Short problem »
Rewrite the listing from its first line through the line containing "table-row: P/E (lần)", changing each "Tăng trưởng" to "Growth" and leaving everything else unchanged.

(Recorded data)
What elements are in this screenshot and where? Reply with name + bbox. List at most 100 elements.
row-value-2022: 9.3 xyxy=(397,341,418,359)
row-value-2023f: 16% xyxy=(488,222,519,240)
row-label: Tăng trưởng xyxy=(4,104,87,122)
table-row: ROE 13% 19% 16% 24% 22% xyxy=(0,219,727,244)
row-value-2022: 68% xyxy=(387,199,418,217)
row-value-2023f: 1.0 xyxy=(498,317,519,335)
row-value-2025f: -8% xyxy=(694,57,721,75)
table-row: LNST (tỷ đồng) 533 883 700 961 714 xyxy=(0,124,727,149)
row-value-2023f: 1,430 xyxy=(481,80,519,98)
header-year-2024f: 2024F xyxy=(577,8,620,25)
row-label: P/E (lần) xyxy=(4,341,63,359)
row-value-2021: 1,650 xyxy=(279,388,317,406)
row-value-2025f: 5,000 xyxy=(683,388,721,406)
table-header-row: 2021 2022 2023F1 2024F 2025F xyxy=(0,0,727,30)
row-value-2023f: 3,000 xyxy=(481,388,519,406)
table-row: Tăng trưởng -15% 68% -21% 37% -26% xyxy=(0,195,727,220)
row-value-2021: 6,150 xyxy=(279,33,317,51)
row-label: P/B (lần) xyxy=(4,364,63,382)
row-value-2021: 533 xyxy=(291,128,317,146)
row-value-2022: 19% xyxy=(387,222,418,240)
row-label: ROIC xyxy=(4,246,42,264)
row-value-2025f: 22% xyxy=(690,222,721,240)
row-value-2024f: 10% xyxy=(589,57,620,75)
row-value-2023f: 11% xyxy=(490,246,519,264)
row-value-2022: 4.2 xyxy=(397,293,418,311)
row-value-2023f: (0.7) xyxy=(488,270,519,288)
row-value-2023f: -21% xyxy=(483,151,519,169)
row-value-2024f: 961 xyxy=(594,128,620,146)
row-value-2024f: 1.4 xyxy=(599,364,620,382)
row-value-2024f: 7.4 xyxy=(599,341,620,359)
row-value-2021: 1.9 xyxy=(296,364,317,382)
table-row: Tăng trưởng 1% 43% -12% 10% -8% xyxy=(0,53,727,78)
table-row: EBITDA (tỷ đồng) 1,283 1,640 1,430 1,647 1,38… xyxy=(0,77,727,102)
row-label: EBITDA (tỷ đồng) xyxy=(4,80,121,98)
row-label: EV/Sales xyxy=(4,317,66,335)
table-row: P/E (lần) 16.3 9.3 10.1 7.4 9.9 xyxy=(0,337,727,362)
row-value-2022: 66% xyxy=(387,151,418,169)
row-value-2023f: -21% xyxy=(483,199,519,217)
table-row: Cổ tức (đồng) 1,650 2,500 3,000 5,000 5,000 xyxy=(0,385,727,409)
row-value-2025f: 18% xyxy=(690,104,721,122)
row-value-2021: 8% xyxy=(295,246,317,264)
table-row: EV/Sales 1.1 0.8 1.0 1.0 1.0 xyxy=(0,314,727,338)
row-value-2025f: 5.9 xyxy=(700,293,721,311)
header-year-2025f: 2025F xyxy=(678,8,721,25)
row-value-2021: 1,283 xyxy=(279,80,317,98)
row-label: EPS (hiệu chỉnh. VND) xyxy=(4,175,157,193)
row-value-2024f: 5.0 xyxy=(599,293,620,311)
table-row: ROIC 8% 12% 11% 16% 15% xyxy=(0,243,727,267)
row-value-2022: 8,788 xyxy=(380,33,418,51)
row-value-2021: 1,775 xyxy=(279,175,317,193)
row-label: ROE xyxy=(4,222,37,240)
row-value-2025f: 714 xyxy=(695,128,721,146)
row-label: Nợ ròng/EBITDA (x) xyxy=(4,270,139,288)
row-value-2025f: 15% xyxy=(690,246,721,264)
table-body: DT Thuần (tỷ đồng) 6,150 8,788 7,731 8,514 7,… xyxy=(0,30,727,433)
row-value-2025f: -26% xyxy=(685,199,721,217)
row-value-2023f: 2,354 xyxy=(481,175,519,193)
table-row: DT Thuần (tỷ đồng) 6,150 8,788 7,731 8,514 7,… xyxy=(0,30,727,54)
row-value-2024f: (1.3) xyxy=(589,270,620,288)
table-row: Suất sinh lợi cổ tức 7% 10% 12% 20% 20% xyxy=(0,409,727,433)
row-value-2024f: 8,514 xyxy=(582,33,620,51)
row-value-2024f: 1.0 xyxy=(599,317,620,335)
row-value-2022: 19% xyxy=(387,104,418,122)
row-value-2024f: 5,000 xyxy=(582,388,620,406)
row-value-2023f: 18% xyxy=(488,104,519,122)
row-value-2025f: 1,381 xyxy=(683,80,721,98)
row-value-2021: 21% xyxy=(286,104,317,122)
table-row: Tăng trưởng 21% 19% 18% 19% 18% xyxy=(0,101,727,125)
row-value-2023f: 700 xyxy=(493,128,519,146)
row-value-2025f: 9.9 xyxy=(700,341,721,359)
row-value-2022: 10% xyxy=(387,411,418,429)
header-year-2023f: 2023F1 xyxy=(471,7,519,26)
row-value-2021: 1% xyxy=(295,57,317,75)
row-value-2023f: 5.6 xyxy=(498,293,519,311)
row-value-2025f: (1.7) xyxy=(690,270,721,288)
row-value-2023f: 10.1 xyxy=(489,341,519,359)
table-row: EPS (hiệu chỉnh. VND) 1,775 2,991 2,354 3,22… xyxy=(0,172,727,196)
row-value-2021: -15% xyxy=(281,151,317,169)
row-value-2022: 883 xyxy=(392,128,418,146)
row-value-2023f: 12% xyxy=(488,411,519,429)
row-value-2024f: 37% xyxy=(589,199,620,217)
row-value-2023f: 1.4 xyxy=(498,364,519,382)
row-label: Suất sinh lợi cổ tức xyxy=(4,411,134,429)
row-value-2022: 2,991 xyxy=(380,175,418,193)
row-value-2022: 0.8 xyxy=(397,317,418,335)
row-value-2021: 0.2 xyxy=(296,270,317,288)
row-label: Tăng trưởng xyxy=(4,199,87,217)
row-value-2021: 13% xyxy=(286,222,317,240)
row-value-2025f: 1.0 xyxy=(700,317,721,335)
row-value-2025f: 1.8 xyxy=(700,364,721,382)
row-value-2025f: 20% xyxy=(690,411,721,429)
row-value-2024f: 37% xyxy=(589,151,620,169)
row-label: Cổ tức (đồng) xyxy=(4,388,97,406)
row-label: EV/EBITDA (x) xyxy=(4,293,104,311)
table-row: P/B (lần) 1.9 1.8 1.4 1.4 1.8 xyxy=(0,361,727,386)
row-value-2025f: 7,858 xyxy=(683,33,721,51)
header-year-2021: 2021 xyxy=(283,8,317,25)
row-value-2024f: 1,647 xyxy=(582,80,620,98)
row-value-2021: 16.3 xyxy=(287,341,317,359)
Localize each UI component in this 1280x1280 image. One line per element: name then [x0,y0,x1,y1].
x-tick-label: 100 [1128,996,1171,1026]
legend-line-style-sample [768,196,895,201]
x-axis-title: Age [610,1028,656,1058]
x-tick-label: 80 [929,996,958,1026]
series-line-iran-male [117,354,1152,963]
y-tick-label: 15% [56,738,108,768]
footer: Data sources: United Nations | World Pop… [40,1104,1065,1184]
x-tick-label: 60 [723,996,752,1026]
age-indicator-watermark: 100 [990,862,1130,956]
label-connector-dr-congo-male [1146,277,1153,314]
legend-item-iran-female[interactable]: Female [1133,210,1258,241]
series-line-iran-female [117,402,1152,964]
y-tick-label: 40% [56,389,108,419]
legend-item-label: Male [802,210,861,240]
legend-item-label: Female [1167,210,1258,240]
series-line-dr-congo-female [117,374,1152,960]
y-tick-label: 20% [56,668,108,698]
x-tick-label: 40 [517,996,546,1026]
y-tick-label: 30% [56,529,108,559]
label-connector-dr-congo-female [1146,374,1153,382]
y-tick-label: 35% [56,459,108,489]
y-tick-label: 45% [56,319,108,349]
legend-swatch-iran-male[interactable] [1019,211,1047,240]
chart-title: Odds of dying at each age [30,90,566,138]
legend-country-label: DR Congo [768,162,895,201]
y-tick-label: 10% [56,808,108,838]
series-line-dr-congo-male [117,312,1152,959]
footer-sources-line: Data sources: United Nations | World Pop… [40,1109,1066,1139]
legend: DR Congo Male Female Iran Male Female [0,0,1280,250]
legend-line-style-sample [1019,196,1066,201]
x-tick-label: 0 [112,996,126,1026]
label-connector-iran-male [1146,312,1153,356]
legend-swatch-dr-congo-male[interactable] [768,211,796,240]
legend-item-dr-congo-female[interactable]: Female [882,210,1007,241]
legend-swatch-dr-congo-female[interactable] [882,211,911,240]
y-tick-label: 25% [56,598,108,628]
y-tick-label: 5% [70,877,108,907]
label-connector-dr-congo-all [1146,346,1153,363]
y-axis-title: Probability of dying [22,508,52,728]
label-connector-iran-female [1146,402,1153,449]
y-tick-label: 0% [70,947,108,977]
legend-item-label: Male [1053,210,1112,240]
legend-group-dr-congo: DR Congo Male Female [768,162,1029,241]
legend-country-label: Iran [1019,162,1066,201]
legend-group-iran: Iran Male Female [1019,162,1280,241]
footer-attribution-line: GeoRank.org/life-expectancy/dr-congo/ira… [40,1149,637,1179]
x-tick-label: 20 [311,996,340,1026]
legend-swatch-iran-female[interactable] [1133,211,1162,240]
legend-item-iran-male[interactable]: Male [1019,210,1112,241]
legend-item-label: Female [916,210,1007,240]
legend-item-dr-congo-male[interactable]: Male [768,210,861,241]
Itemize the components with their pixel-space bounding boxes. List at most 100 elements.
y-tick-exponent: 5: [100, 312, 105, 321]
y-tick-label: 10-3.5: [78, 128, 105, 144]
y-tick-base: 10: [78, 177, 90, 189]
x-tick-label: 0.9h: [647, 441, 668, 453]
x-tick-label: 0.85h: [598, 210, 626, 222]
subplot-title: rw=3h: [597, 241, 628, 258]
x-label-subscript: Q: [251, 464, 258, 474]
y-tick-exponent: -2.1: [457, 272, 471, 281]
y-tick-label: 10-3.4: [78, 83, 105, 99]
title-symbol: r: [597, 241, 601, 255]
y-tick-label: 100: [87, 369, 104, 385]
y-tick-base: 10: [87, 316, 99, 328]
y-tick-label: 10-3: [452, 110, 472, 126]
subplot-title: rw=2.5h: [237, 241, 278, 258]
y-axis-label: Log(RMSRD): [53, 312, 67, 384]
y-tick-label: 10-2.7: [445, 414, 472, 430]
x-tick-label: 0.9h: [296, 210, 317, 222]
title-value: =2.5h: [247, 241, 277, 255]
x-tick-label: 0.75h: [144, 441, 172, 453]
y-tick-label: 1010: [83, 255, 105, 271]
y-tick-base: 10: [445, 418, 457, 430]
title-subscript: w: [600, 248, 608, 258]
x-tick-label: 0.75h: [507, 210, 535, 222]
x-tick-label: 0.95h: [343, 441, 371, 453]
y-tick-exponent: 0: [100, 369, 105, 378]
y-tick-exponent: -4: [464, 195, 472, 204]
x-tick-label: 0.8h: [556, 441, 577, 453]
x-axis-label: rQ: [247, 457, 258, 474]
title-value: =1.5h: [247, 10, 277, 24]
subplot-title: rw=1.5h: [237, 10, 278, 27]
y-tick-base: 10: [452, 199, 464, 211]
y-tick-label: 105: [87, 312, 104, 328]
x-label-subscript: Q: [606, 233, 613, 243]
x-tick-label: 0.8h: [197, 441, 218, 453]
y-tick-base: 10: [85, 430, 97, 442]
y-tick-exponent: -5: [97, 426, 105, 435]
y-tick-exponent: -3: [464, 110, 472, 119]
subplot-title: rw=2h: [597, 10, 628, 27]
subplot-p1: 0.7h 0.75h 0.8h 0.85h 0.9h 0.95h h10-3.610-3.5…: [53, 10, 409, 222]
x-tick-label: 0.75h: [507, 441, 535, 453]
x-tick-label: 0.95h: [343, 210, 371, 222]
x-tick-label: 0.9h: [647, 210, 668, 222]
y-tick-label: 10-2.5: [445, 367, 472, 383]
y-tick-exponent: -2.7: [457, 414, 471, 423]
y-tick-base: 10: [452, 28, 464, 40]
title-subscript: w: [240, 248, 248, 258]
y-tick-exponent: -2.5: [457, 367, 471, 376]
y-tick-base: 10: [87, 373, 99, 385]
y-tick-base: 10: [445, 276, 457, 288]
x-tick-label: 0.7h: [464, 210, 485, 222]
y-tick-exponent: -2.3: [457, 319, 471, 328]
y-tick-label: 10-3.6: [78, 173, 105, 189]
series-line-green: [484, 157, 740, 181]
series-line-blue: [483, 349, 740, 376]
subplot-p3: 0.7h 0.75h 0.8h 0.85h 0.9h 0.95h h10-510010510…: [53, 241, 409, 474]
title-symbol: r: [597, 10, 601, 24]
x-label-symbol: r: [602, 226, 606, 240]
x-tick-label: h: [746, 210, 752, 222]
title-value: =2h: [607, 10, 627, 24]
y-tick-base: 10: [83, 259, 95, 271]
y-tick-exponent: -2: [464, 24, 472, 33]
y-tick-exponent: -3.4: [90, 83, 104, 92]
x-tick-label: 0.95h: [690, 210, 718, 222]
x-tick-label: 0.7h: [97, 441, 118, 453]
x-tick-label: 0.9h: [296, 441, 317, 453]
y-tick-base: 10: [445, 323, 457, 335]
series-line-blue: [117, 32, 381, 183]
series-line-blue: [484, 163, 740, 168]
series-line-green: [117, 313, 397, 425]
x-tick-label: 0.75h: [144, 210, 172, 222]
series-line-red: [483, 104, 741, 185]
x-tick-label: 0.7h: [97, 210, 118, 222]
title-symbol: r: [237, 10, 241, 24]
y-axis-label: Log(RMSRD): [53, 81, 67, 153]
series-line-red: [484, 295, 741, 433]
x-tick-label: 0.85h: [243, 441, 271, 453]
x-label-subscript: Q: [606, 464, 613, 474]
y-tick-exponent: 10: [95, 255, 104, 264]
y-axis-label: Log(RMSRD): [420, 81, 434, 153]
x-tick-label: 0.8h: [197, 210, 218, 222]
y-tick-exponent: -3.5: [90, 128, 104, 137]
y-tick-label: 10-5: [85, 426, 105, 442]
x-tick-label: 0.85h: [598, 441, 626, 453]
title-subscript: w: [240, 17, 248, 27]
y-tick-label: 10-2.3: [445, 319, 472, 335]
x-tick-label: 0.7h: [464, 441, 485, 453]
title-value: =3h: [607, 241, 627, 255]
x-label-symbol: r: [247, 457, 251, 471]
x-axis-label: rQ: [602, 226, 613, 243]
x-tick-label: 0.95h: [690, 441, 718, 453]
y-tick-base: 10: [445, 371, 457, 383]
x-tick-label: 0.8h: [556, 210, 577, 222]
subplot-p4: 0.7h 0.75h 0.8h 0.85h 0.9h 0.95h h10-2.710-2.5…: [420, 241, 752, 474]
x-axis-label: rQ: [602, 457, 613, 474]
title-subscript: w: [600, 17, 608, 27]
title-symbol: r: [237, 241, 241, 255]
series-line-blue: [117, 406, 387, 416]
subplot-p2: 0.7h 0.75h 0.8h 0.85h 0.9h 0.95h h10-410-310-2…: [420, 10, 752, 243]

Exercise solution »
What elements are in this screenshot and where? Reply with name + bbox. List at most 100 elements.
row-value-2022: 9.3 xyxy=(397,341,418,359)
row-value-2023f: 16% xyxy=(488,222,519,240)
row-label: Growth xyxy=(4,104,87,122)
table-row: ROE 13% 19% 16% 24% 22% xyxy=(0,219,727,244)
row-value-2022: 68% xyxy=(387,199,418,217)
row-value-2023f: 1.0 xyxy=(498,317,519,335)
row-value-2025f: -8% xyxy=(694,57,721,75)
table-row: LNST (tỷ đồng) 533 883 700 961 714 xyxy=(0,124,727,149)
row-value-2023f: 1,430 xyxy=(481,80,519,98)
header-year-2024f: 2024F xyxy=(577,8,620,25)
row-label: P/E (lần) xyxy=(4,341,63,359)
row-value-2021: 1,650 xyxy=(279,388,317,406)
row-value-2025f: 5,000 xyxy=(683,388,721,406)
table-header-row: 2021 2022 2023F1 2024F 2025F xyxy=(0,0,727,30)
row-value-2023f: 3,000 xyxy=(481,388,519,406)
table-row: Growth -15% 68% -21% 37% -26% xyxy=(0,195,727,220)
row-value-2021: 6,150 xyxy=(279,33,317,51)
row-label: P/B (lần) xyxy=(4,364,63,382)
row-value-2021: 533 xyxy=(291,128,317,146)
row-value-2022: 19% xyxy=(387,222,418,240)
row-label: ROIC xyxy=(4,246,42,264)
row-value-2025f: 22% xyxy=(690,222,721,240)
row-value-2024f: 10% xyxy=(589,57,620,75)
row-value-2023f: 11% xyxy=(490,246,519,264)
row-value-2022: 4.2 xyxy=(397,293,418,311)
row-value-2023f: (0.7) xyxy=(488,270,519,288)
row-value-2023f: -21% xyxy=(483,151,519,169)
row-value-2024f: 961 xyxy=(594,128,620,146)
row-value-2024f: 1.4 xyxy=(599,364,620,382)
row-value-2024f: 7.4 xyxy=(599,341,620,359)
row-value-2021: 1.9 xyxy=(296,364,317,382)
table-row: Growth 1% 43% -12% 10% -8% xyxy=(0,53,727,78)
table-row: EBITDA (tỷ đồng) 1,283 1,640 1,430 1,647 1,38… xyxy=(0,77,727,102)
row-label: EBITDA (tỷ đồng) xyxy=(4,80,121,98)
row-label: EV/Sales xyxy=(4,317,66,335)
table-row: P/E (lần) 16.3 9.3 10.1 7.4 9.9 xyxy=(0,337,727,362)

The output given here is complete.